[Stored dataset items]
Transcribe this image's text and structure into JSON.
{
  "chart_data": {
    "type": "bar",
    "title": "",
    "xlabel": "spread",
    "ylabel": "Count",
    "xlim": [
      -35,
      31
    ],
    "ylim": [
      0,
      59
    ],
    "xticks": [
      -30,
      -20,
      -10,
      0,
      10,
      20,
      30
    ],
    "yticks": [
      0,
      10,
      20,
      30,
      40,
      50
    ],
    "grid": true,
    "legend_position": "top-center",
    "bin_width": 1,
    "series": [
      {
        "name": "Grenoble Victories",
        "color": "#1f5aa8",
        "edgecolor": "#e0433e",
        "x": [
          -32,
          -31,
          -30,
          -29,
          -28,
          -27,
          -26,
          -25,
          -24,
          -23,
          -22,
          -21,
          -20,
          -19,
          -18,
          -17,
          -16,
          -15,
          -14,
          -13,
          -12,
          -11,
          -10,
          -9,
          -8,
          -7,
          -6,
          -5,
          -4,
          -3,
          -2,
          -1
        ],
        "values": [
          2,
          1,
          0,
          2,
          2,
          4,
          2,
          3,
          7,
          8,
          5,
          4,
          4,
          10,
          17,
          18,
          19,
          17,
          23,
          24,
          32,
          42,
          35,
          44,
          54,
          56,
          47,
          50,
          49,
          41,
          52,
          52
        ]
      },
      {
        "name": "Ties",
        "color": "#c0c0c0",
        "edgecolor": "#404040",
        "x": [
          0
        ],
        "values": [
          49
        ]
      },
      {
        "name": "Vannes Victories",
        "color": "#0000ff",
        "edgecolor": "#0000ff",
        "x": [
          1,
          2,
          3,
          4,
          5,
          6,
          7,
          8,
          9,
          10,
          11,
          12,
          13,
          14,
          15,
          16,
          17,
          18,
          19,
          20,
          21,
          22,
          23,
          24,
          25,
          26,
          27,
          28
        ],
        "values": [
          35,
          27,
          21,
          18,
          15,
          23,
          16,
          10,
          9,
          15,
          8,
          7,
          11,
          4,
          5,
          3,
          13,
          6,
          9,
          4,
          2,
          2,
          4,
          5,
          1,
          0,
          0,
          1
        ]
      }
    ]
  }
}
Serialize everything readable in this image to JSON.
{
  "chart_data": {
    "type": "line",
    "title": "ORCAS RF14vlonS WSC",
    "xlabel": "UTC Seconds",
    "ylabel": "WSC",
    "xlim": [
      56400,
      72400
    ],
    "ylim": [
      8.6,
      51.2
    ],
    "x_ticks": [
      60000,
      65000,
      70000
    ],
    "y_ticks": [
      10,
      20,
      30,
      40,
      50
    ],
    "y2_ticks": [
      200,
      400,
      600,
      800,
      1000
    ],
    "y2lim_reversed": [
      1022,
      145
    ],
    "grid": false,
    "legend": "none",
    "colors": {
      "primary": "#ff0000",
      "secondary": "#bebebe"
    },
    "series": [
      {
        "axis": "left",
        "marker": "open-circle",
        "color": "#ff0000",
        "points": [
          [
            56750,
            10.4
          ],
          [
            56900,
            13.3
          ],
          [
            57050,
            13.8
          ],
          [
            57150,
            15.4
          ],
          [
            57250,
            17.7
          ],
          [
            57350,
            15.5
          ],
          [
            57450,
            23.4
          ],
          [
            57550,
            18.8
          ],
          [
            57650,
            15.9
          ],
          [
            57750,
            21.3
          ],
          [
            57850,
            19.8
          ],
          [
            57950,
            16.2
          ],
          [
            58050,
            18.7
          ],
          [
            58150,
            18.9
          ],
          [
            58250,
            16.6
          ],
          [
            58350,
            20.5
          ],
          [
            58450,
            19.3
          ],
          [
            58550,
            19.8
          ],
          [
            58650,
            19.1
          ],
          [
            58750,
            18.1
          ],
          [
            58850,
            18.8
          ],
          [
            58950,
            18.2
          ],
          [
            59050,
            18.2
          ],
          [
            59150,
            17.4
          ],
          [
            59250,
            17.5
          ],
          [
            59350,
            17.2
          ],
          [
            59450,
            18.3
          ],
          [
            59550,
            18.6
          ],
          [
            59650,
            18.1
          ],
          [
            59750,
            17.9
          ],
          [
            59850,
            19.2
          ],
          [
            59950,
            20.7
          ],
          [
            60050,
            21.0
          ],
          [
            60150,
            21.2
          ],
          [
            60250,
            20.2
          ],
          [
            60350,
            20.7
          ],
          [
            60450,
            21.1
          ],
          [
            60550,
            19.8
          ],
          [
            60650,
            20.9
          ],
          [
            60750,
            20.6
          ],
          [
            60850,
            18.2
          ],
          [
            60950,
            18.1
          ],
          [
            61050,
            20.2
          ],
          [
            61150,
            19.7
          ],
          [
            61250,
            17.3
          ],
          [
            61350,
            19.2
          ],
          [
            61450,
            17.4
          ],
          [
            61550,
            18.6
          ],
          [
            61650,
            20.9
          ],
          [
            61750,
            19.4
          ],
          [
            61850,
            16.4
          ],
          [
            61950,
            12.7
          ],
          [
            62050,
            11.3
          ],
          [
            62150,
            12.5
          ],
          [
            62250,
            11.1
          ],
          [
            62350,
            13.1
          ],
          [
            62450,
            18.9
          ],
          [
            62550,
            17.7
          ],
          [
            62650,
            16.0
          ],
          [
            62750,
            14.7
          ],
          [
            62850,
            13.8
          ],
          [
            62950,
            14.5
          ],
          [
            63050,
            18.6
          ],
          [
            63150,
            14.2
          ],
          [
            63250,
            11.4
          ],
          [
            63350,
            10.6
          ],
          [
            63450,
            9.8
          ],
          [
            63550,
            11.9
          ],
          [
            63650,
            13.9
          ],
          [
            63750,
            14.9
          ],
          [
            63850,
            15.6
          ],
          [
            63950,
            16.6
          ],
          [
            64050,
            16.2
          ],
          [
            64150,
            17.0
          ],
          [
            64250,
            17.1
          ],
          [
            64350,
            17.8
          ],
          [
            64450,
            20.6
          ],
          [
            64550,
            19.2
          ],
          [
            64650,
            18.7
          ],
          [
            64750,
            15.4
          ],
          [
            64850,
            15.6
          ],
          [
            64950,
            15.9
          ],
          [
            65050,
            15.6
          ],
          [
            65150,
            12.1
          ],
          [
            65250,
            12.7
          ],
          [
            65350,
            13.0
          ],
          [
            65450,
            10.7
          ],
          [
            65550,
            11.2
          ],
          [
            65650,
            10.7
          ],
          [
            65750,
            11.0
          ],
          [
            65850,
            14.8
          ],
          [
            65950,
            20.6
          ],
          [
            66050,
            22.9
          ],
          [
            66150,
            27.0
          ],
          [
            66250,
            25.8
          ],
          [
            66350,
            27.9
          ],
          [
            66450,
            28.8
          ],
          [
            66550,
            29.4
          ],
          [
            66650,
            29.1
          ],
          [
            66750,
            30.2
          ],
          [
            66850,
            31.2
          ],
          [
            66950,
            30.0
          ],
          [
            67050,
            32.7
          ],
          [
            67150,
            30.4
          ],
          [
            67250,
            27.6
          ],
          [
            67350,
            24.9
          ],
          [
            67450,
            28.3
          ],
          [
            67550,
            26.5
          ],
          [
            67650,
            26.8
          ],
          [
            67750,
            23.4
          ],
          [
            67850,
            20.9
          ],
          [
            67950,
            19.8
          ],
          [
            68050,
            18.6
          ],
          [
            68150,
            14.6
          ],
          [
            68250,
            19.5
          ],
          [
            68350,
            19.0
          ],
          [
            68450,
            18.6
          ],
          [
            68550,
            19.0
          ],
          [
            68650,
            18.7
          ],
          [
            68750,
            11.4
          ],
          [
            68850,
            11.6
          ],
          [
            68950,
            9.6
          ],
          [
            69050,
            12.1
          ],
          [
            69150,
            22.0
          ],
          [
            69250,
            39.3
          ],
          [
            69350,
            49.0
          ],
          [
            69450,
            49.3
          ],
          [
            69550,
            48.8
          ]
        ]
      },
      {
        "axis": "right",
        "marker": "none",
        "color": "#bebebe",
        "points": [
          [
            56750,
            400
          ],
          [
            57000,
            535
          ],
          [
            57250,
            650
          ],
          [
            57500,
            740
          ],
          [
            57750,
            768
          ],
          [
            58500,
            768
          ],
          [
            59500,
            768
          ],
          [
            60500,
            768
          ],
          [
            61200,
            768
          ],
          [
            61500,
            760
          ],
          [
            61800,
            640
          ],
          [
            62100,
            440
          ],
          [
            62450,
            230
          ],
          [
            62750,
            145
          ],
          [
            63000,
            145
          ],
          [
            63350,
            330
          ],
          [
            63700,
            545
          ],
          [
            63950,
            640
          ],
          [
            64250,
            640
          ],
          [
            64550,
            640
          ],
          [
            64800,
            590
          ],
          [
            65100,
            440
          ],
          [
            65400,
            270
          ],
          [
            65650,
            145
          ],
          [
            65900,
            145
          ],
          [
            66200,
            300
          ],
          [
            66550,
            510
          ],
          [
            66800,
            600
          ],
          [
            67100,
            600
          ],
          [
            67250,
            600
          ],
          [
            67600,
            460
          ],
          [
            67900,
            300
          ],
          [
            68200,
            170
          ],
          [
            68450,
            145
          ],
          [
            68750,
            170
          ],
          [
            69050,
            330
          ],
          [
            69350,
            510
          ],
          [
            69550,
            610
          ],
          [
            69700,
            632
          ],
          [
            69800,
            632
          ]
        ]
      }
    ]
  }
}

--- Task prompt ---
Gather all lines with the string "name" from the data.

--- Answer to the exercise ---
        "name": "Grenoble Victories",
        "name": "Ties",
        "name": "Vannes Victories",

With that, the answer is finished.